(Stored data)
----

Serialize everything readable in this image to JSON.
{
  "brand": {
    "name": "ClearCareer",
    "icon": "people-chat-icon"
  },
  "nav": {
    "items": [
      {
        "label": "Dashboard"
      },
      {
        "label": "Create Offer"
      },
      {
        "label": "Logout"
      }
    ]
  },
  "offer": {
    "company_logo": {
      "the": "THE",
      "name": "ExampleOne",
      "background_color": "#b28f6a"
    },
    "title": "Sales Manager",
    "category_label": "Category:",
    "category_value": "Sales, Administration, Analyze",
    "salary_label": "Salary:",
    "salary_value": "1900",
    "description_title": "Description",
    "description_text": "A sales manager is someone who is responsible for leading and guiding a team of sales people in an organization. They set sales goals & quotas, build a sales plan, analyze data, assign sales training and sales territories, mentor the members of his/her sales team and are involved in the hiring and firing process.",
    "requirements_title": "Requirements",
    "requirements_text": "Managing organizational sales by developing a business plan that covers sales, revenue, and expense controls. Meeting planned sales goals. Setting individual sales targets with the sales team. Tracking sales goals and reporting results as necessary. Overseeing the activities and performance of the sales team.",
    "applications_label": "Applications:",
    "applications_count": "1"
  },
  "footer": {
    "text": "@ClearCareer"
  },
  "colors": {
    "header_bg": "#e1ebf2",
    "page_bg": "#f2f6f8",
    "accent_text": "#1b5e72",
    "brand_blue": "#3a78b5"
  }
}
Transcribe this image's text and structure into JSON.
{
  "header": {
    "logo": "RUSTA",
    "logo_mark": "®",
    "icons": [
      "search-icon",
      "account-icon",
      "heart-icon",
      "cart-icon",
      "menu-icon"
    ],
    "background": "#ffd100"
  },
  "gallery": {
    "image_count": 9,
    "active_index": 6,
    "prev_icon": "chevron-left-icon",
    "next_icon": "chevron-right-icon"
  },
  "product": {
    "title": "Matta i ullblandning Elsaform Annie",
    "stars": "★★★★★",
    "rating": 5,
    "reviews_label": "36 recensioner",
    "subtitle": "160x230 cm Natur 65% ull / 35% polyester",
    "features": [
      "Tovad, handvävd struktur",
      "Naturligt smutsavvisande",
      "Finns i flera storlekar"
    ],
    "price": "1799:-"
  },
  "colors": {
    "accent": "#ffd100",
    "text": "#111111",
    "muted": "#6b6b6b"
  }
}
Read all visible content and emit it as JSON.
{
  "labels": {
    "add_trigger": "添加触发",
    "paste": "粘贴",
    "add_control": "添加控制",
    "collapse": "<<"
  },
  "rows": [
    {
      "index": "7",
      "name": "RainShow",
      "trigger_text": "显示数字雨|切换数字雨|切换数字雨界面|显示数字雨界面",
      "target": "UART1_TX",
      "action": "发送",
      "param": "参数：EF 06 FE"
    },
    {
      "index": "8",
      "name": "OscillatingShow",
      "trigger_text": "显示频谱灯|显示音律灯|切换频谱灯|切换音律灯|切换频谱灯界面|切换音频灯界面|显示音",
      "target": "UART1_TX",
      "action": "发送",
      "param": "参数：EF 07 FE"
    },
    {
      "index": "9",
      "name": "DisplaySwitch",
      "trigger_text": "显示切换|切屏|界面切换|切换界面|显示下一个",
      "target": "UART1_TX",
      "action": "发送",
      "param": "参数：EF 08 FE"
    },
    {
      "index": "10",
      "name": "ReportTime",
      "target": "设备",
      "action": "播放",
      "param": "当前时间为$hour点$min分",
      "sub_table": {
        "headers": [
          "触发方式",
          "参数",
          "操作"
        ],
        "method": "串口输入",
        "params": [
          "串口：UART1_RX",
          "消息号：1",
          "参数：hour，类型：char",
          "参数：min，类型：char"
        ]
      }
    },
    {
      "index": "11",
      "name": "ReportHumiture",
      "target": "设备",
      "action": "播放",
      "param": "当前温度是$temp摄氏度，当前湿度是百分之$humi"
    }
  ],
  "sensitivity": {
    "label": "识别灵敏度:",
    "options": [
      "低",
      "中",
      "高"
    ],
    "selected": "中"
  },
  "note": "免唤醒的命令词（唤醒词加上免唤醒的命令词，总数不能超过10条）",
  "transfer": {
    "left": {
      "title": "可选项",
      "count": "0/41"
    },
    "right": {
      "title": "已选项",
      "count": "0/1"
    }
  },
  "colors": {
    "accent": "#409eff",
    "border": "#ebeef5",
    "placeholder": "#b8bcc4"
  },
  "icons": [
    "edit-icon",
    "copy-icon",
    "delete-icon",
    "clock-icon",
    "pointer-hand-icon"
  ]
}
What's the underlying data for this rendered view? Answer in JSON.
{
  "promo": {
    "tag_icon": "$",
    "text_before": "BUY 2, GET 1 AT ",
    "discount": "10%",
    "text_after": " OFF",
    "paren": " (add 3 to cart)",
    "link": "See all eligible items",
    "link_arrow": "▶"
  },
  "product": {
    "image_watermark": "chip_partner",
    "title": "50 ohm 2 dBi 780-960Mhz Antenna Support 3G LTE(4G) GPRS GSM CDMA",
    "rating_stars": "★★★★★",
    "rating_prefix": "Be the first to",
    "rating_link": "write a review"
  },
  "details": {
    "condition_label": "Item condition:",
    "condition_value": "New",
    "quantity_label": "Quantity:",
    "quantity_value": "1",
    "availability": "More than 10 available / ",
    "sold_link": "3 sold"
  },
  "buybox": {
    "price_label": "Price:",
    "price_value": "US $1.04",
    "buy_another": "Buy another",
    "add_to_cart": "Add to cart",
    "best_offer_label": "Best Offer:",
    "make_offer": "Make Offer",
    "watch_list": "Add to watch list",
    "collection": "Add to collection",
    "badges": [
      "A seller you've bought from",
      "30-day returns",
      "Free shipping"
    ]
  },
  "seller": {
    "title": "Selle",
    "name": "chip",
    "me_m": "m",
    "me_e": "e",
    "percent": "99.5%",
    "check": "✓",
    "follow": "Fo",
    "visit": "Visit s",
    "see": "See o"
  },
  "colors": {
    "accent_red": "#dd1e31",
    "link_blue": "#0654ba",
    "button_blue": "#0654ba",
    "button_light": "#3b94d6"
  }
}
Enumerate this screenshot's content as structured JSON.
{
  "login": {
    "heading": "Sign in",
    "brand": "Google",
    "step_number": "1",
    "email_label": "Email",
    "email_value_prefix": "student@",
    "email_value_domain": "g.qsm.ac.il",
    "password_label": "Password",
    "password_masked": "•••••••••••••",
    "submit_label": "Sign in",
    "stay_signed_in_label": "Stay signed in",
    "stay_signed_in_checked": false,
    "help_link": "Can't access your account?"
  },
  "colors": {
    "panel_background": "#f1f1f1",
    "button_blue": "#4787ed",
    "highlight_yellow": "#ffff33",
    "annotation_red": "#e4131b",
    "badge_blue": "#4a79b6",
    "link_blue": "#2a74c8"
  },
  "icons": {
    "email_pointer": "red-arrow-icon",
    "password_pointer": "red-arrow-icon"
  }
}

----

WHAT THE EXERCISE ASKS>
Copy the entries above exactly, leaving none out.

WRITTEN ANSWER>
Serialize everything readable in this image to JSON.
{
  "brand": {
    "name": "ClearCareer",
    "icon": "people-chat-icon"
  },
  "nav": {
    "items": [
      {
        "label": "Dashboard"
      },
      {
        "label": "Create Offer"
      },
      {
        "label": "Logout"
      }
    ]
  },
  "offer": {
    "company_logo": {
      "the": "THE",
      "name": "ExampleOne",
      "background_color": "#b28f6a"
    },
    "title": "Sales Manager",
    "category_label": "Category:",
    "category_value": "Sales, Administration, Analyze",
    "salary_label": "Salary:",
    "salary_value": "1900",
    "description_title": "Description",
    "description_text": "A sales manager is someone who is responsible for leading and guiding a team of sales people in an organization. They set sales goals & quotas, build a sales plan, analyze data, assign sales training and sales territories, mentor the members of his/her sales team and are involved in the hiring and firing process.",
    "requirements_title": "Requirements",
    "requirements_text": "Managing organizational sales by developing a business plan that covers sales, revenue, and expense controls. Meeting planned sales goals. Setting individual sales targets with the sales team. Tracking sales goals and reporting results as necessary. Overseeing the activities and performance of the sales team.",
    "applications_label": "Applications:",
    "applications_count": "1"
  },
  "footer": {
    "text": "@ClearCareer"
  },
  "colors": {
    "header_bg": "#e1ebf2",
    "page_bg": "#f2f6f8",
    "accent_text": "#1b5e72",
    "brand_blue": "#3a78b5"
  }
}
Transcribe this image's text and structure into JSON.
{
  "header": {
    "logo": "RUSTA",
    "logo_mark": "®",
    "icons": [
      "search-icon",
      "account-icon",
      "heart-icon",
      "cart-icon",
      "menu-icon"
    ],
    "background": "#ffd100"
  },
  "gallery": {
    "image_count": 9,
    "active_index": 6,
    "prev_icon": "chevron-left-icon",
    "next_icon": "chevron-right-icon"
  },
  "product": {
    "title": "Matta i ullblandning Elsaform Annie",
    "stars": "★★★★★",
    "rating": 5,
    "reviews_label": "36 recensioner",
    "subtitle": "160x230 cm Natur 65% ull / 35% polyester",
    "features": [
      "Tovad, handvävd struktur",
      "Naturligt smutsavvisande",
      "Finns i flera storlekar"
    ],
    "price": "1799:-"
  },
  "colors": {
    "accent": "#ffd100",
    "text": "#111111",
    "muted": "#6b6b6b"
  }
}
Read all visible content and emit it as JSON.
{
  "labels": {
    "add_trigger": "添加触发",
    "paste": "粘贴",
    "add_control": "添加控制",
    "collapse": "<<"
  },
  "rows": [
    {
      "index": "7",
      "name": "RainShow",
      "trigger_text": "显示数字雨|切换数字雨|切换数字雨界面|显示数字雨界面",
      "target": "UART1_TX",
      "action": "发送",
      "param": "参数：EF 06 FE"
    },
    {
      "index": "8",
      "name": "OscillatingShow",
      "trigger_text": "显示频谱灯|显示音律灯|切换频谱灯|切换音律灯|切换频谱灯界面|切换音频灯界面|显示音",
      "target": "UART1_TX",
      "action": "发送",
      "param": "参数：EF 07 FE"
    },
    {
      "index": "9",
      "name": "DisplaySwitch",
      "trigger_text": "显示切换|切屏|界面切换|切换界面|显示下一个",
      "target": "UART1_TX",
      "action": "发送",
      "param": "参数：EF 08 FE"
    },
    {
      "index": "10",
      "name": "ReportTime",
      "target": "设备",
      "action": "播放",
      "param": "当前时间为$hour点$min分",
      "sub_table": {
        "headers": [
          "触发方式",
          "参数",
          "操作"
        ],
        "method": "串口输入",
        "params": [
          "串口：UART1_RX",
          "消息号：1",
          "参数：hour，类型：char",
          "参数：min，类型：char"
        ]
      }
    },
    {
      "index": "11",
      "name": "ReportHumiture",
      "target": "设备",
      "action": "播放",
      "param": "当前温度是$temp摄氏度，当前湿度是百分之$humi"
    }
  ],
  "sensitivity": {
    "label": "识别灵敏度:",
    "options": [
      "低",
      "中",
      "高"
    ],
    "selected": "中"
  },
  "note": "免唤醒的命令词（唤醒词加上免唤醒的命令词，总数不能超过10条）",
  "transfer": {
    "left": {
      "title": "可选项",
      "count": "0/41"
    },
    "right": {
      "title": "已选项",
      "count": "0/1"
    }
  },
  "colors": {
    "accent": "#409eff",
    "border": "#ebeef5",
    "placeholder": "#b8bcc4"
  },
  "icons": [
    "edit-icon",
    "copy-icon",
    "delete-icon",
    "clock-icon",
    "pointer-hand-icon"
  ]
}
What's the underlying data for this rendered view? Answer in JSON.
{
  "promo": {
    "tag_icon": "$",
    "text_before": "BUY 2, GET 1 AT ",
    "discount": "10%",
    "text_after": " OFF",
    "paren": " (add 3 to cart)",
    "link": "See all eligible items",
    "link_arrow": "▶"
  },
  "product": {
    "image_watermark": "chip_partner",
    "title": "50 ohm 2 dBi 780-960Mhz Antenna Support 3G LTE(4G) GPRS GSM CDMA",
    "rating_stars": "★★★★★",
    "rating_prefix": "Be the first to",
    "rating_link": "write a review"
  },
  "details": {
    "condition_label": "Item condition:",
    "condition_value": "New",
    "quantity_label": "Quantity:",
    "quantity_value": "1",
    "availability": "More than 10 available / ",
    "sold_link": "3 sold"
  },
  "buybox": {
    "price_label": "Price:",
    "price_value": "US $1.04",
    "buy_another": "Buy another",
    "add_to_cart": "Add to cart",
    "best_offer_label": "Best Offer:",
    "make_offer": "Make Offer",
    "watch_list": "Add to watch list",
    "collection": "Add to collection",
    "badges": [
      "A seller you've bought from",
      "30-day returns",
      "Free shipping"
    ]
  },
  "seller": {
    "title": "Selle",
    "name": "chip",
    "me_m": "m",
    "me_e": "e",
    "percent": "99.5%",
    "check": "✓",
    "follow": "Fo",
    "visit": "Visit s",
    "see": "See o"
  },
  "colors": {
    "accent_red": "#dd1e31",
    "link_blue": "#0654ba",
    "button_blue": "#0654ba",
    "button_light": "#3b94d6"
  }
}
Enumerate this screenshot's content as structured JSON.
{
  "login": {
    "heading": "Sign in",
    "brand": "Google",
    "step_number": "1",
    "email_label": "Email",
    "email_value_prefix": "student@",
    "email_value_domain": "g.qsm.ac.il",
    "password_label": "Password",
    "password_masked": "•••••••••••••",
    "submit_label": "Sign in",
    "stay_signed_in_label": "Stay signed in",
    "stay_signed_in_checked": false,
    "help_link": "Can't access your account?"
  },
  "colors": {
    "panel_background": "#f1f1f1",
    "button_blue": "#4787ed",
    "highlight_yellow": "#ffff33",
    "annotation_red": "#e4131b",
    "badge_blue": "#4a79b6",
    "link_blue": "#2a74c8"
  },
  "icons": {
    "email_pointer": "red-arrow-icon",
    "password_pointer": "red-arrow-icon"
  }
}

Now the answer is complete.